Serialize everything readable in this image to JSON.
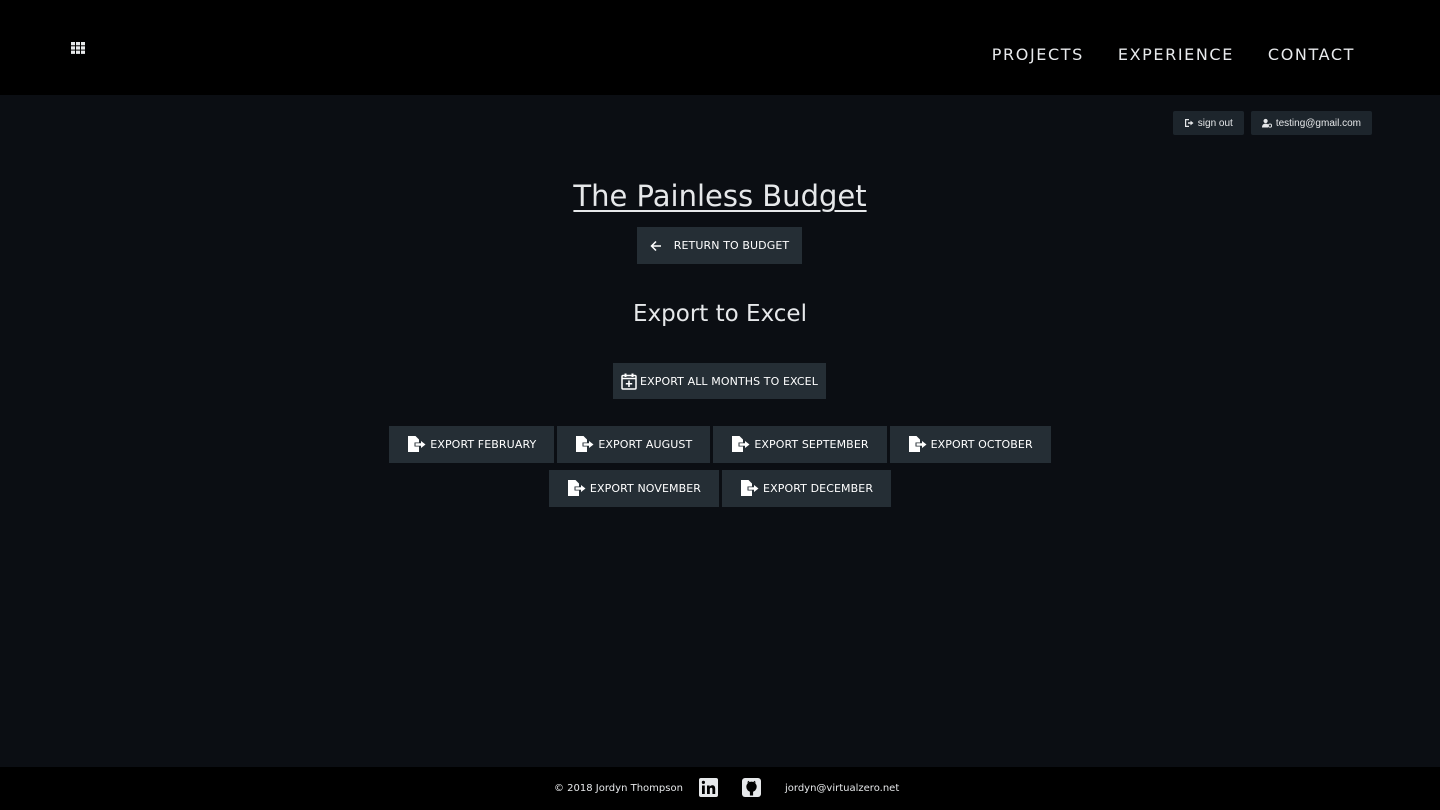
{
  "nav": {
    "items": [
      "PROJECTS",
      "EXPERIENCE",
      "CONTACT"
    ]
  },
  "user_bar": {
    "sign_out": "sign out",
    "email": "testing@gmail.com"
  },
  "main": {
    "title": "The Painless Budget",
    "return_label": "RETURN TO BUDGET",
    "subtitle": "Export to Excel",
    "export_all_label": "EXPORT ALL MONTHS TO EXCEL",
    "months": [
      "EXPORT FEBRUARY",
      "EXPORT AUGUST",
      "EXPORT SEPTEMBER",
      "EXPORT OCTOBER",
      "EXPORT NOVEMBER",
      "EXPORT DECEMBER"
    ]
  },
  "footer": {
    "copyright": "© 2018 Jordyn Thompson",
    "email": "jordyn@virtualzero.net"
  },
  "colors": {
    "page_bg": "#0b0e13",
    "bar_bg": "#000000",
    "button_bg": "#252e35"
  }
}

▬▬▬▬▬▬▬▬▬▬

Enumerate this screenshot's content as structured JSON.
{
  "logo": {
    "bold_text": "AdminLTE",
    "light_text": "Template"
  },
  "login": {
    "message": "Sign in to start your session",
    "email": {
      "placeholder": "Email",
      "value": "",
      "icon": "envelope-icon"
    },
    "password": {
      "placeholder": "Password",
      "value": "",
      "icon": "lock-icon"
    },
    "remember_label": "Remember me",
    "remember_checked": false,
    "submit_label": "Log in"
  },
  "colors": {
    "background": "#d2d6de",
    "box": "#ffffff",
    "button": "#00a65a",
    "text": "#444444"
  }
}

▬▬▬▬▬▬▬▬▬▬

# [WHAT THE EXERCISE ASKS]
Using the records above, select and copy every line that has the word "JSON".

# [FINISHED TASK]
Serialize everything readable in this image to JSON.
Enumerate this screenshot's content as structured JSON.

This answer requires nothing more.